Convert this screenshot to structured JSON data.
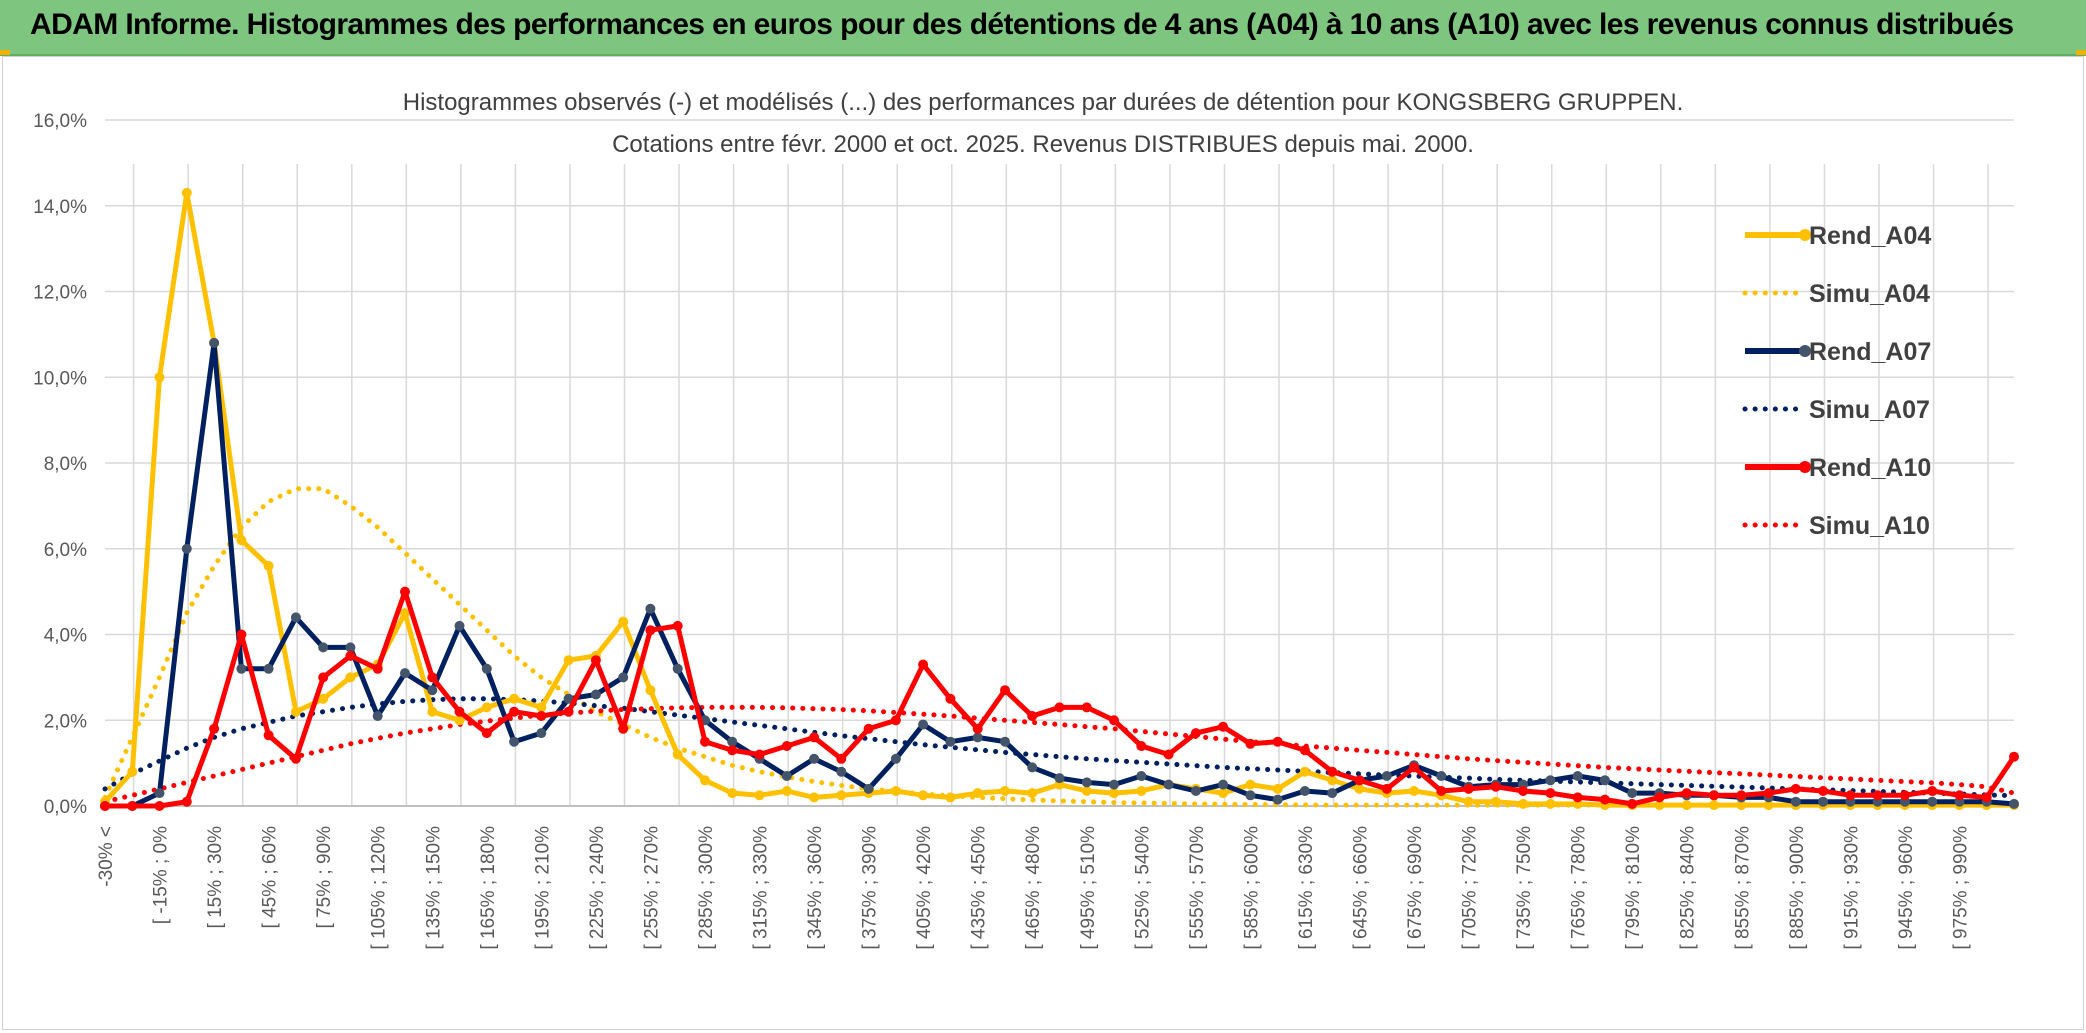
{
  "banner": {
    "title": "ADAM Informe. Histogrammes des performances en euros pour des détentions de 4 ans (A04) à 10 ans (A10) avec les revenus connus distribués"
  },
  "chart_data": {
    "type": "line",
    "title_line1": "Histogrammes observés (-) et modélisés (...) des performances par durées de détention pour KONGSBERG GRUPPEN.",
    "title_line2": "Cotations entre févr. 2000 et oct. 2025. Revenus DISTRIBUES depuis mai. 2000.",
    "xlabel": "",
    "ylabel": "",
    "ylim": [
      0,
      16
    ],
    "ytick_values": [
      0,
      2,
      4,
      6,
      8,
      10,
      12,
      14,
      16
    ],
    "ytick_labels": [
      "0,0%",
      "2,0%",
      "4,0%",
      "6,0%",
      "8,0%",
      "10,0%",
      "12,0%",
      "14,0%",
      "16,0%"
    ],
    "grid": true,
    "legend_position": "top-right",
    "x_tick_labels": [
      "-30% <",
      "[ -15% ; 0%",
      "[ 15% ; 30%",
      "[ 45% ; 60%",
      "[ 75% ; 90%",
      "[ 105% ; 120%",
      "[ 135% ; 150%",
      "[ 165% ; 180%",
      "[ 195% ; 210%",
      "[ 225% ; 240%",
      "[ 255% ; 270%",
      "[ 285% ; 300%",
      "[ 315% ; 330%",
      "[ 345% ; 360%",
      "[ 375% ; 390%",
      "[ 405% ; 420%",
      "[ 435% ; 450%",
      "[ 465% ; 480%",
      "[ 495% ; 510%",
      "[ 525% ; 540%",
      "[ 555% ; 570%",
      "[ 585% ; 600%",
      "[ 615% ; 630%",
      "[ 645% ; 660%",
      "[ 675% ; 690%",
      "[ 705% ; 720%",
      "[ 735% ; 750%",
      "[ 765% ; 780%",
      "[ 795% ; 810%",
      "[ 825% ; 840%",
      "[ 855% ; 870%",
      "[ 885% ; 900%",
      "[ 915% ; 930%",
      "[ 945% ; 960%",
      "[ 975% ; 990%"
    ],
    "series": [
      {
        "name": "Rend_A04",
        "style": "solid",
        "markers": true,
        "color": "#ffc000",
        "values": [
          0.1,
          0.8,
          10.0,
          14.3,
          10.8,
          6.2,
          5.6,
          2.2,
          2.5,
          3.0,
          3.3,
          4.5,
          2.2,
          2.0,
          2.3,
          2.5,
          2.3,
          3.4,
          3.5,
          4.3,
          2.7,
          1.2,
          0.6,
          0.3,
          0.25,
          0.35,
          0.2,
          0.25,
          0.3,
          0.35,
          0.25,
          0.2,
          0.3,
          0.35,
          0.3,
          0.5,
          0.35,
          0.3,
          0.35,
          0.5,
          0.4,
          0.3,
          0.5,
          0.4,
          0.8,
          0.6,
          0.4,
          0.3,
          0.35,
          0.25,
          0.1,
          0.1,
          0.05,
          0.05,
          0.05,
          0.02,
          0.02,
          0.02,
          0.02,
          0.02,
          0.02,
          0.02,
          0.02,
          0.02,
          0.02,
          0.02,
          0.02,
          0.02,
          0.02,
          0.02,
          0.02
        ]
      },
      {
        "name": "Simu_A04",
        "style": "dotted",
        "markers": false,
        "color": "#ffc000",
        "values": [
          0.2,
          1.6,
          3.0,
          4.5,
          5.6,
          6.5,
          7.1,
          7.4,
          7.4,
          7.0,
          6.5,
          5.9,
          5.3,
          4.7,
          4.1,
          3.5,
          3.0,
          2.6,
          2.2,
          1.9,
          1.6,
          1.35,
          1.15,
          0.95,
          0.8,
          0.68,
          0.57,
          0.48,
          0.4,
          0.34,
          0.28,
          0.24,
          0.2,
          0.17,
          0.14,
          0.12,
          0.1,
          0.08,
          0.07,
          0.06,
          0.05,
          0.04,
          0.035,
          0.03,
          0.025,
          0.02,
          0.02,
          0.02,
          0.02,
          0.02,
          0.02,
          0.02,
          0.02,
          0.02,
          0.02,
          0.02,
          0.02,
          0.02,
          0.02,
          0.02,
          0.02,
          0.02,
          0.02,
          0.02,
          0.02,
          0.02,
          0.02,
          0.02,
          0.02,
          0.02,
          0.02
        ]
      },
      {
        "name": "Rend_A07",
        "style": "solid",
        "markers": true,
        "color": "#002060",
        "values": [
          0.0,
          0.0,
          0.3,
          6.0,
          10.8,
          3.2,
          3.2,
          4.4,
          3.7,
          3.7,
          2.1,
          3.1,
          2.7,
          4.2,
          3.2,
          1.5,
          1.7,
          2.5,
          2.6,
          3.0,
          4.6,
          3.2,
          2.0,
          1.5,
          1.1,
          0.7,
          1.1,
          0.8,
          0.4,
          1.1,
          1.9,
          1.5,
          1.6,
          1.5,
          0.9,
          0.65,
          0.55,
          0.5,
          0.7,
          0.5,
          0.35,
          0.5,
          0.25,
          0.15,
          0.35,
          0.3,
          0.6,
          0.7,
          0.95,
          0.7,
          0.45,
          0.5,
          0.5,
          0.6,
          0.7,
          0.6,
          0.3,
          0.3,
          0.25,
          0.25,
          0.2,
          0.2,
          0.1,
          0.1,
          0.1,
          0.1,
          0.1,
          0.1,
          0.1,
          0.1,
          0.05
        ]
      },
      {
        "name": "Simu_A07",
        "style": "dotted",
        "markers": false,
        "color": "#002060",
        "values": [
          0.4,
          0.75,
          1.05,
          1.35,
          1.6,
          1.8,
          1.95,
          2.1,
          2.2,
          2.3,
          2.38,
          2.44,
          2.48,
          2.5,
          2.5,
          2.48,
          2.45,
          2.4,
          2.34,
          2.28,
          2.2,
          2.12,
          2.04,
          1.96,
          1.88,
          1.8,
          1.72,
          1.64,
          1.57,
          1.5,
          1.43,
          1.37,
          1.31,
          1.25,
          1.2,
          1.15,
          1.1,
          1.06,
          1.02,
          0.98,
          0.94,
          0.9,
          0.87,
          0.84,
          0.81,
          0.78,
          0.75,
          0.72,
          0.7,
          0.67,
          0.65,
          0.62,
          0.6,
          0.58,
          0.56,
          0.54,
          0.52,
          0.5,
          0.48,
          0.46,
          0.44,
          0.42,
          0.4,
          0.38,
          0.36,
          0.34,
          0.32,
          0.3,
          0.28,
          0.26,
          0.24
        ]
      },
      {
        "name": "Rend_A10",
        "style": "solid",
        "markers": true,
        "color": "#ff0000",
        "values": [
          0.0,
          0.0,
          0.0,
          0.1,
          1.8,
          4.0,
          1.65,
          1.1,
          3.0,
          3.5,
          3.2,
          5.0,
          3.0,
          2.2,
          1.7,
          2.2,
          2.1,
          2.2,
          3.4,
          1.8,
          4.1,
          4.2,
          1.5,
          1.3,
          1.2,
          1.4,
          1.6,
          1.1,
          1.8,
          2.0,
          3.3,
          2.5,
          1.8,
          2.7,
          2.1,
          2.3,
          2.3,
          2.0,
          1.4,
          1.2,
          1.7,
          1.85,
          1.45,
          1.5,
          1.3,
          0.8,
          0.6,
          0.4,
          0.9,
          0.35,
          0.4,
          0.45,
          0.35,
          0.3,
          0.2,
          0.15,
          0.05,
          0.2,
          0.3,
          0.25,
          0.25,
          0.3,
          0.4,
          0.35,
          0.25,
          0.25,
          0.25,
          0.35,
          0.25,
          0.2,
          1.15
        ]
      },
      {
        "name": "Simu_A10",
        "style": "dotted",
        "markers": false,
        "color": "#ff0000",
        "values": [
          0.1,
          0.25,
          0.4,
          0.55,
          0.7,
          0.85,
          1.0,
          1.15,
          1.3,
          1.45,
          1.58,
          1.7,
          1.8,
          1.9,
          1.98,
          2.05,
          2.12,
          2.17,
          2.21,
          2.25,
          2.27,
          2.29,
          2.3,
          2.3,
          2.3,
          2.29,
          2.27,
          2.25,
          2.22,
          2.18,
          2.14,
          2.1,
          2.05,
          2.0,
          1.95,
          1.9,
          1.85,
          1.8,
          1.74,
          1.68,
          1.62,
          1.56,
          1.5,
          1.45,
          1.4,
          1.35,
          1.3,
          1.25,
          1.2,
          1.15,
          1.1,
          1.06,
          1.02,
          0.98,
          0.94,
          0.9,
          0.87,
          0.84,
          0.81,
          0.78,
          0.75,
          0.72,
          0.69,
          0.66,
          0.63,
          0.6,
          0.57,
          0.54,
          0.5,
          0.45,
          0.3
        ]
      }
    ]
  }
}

* What needs to be done: Show every line of the listing in which the string "pour" can be found.

* Result:
    "title": "ADAM Informe. Histogrammes des performances en euros pour des détentions de 4 ans (A04) à 10 ans (A10) avec les revenus connus distribués"
    "title_line1": "Histogrammes observés (-) et modélisés (...) des performances par durées de détention pour KONGSBERG GRUPPEN.",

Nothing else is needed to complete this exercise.